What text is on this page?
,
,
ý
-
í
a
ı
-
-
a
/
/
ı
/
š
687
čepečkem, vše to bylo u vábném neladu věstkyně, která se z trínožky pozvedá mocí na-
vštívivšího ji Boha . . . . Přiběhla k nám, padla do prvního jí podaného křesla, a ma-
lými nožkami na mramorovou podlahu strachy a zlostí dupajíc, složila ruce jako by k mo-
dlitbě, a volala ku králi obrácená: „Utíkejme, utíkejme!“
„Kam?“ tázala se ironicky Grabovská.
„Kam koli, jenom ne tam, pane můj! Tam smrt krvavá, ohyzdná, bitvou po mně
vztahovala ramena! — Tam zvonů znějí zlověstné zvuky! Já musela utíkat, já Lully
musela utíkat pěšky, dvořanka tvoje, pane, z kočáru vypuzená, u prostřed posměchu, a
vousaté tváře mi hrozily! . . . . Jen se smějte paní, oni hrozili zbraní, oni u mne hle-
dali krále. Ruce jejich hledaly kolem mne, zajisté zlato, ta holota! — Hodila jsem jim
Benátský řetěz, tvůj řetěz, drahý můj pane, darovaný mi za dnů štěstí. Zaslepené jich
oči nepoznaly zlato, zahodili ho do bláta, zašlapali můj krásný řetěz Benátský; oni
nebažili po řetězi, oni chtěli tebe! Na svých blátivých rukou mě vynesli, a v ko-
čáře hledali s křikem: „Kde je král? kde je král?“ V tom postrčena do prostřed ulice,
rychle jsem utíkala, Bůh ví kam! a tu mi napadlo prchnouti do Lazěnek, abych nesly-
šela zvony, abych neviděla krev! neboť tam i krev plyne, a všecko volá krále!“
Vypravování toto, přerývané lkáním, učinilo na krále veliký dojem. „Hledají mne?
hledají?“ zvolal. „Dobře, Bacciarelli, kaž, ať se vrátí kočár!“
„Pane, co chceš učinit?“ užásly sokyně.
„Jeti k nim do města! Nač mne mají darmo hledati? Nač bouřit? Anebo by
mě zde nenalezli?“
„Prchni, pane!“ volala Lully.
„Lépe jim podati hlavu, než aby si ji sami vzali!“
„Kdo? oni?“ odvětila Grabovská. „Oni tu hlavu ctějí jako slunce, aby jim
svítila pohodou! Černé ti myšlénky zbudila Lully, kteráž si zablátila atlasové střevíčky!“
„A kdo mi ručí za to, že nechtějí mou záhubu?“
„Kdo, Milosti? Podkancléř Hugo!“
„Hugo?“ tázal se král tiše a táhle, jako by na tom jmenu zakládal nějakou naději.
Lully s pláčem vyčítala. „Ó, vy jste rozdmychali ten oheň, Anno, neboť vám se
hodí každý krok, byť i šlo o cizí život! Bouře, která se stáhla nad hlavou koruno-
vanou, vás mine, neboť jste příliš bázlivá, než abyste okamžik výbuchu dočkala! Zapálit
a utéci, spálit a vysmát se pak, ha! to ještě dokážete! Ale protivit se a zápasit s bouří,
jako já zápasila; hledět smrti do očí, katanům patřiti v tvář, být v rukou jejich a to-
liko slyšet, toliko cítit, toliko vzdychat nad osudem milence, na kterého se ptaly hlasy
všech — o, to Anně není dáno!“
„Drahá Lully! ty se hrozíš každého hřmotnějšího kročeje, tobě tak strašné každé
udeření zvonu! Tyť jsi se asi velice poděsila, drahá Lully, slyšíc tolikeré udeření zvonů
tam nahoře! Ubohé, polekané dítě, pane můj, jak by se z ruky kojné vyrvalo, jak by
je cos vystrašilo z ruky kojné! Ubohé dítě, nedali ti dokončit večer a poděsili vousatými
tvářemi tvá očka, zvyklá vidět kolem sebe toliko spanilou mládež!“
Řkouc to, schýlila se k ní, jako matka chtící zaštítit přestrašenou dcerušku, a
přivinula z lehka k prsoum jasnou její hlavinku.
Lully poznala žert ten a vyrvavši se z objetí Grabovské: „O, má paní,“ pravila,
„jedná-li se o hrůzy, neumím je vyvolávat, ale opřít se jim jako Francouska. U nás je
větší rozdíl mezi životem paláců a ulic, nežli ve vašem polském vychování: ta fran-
........
Using the material above, state how many lines include the string "jsem". Answer with a single number.

2